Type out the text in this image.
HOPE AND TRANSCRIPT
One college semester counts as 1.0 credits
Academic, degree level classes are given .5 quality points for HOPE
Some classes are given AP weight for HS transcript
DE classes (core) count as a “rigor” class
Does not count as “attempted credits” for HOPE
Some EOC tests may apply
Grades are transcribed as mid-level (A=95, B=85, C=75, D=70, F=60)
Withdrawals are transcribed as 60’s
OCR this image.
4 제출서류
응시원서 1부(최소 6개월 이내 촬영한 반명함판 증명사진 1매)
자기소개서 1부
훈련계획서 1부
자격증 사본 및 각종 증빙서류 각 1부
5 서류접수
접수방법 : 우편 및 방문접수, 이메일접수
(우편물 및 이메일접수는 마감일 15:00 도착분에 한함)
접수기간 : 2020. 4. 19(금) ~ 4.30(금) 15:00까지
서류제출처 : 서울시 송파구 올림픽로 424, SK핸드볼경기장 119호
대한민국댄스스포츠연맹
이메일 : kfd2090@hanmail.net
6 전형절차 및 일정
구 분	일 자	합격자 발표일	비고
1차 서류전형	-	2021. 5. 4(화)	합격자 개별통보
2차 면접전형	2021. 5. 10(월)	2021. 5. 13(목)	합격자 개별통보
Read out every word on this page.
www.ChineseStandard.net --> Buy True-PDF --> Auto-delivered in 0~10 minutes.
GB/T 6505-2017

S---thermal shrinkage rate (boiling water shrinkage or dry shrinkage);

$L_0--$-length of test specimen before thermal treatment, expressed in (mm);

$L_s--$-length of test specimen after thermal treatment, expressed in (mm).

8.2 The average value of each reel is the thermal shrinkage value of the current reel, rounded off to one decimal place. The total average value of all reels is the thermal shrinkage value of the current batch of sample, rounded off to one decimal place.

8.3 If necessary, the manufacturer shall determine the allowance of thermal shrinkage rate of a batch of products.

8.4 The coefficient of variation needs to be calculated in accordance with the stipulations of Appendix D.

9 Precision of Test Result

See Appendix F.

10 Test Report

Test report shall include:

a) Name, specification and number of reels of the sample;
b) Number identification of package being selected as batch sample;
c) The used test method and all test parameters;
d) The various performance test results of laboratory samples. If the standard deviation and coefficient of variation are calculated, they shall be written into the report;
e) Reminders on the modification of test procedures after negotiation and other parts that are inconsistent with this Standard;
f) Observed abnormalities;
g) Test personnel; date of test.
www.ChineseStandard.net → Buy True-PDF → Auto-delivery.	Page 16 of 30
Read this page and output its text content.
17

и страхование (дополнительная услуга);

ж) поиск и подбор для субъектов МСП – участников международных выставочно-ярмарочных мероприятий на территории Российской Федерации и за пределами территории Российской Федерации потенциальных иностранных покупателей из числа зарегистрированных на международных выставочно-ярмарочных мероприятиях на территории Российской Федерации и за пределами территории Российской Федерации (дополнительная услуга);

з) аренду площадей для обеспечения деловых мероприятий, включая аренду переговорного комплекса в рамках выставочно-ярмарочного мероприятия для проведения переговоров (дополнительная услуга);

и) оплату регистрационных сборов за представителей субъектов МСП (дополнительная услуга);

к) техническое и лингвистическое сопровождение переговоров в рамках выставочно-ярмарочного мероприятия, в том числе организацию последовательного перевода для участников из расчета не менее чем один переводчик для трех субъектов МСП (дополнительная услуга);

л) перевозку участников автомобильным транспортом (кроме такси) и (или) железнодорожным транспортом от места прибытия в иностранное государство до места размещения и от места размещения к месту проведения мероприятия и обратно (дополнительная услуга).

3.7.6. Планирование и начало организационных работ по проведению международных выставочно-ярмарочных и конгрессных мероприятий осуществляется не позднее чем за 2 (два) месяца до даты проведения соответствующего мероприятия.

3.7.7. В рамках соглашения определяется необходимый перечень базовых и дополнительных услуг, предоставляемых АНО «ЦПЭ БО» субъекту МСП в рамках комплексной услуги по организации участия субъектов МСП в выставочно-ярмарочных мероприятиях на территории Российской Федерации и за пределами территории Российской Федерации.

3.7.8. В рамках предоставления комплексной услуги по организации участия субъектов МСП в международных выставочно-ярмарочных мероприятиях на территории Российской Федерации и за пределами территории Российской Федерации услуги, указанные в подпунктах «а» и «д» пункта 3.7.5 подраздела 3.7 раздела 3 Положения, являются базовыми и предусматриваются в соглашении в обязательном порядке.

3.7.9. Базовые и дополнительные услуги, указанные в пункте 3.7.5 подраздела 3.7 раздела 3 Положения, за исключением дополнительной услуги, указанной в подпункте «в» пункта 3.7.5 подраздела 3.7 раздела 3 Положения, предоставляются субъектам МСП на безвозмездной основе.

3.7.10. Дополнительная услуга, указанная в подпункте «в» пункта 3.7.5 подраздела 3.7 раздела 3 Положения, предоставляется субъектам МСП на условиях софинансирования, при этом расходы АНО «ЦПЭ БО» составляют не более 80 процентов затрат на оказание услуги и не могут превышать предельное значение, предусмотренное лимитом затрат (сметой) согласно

----

= What this task involves =
Go through the records and show every line with the string "участия" in it.

= Solution to this exercise =
3.7.7. В рамках соглашения определяется необходимый перечень базовых и дополнительных услуг, предоставляемых АНО «ЦПЭ БО» субъекту МСП в рамках комплексной услуги по организации участия субъектов МСП в выставочно-ярмарочных мероприятиях на территории Российской Федерации и за пределами территории Российской Федерации.
3.7.8. В рамках предоставления комплексной услуги по организации участия субъектов МСП в международных выставочно-ярмарочных мероприятиях на территории Российской Федерации и за пределами территории Российской Федерации услуги, указанные в подпунктах «а» и «д» пункта 3.7.5 подраздела 3.7 раздела 3 Положения, являются базовыми и предусматриваются в соглашении в обязательном порядке.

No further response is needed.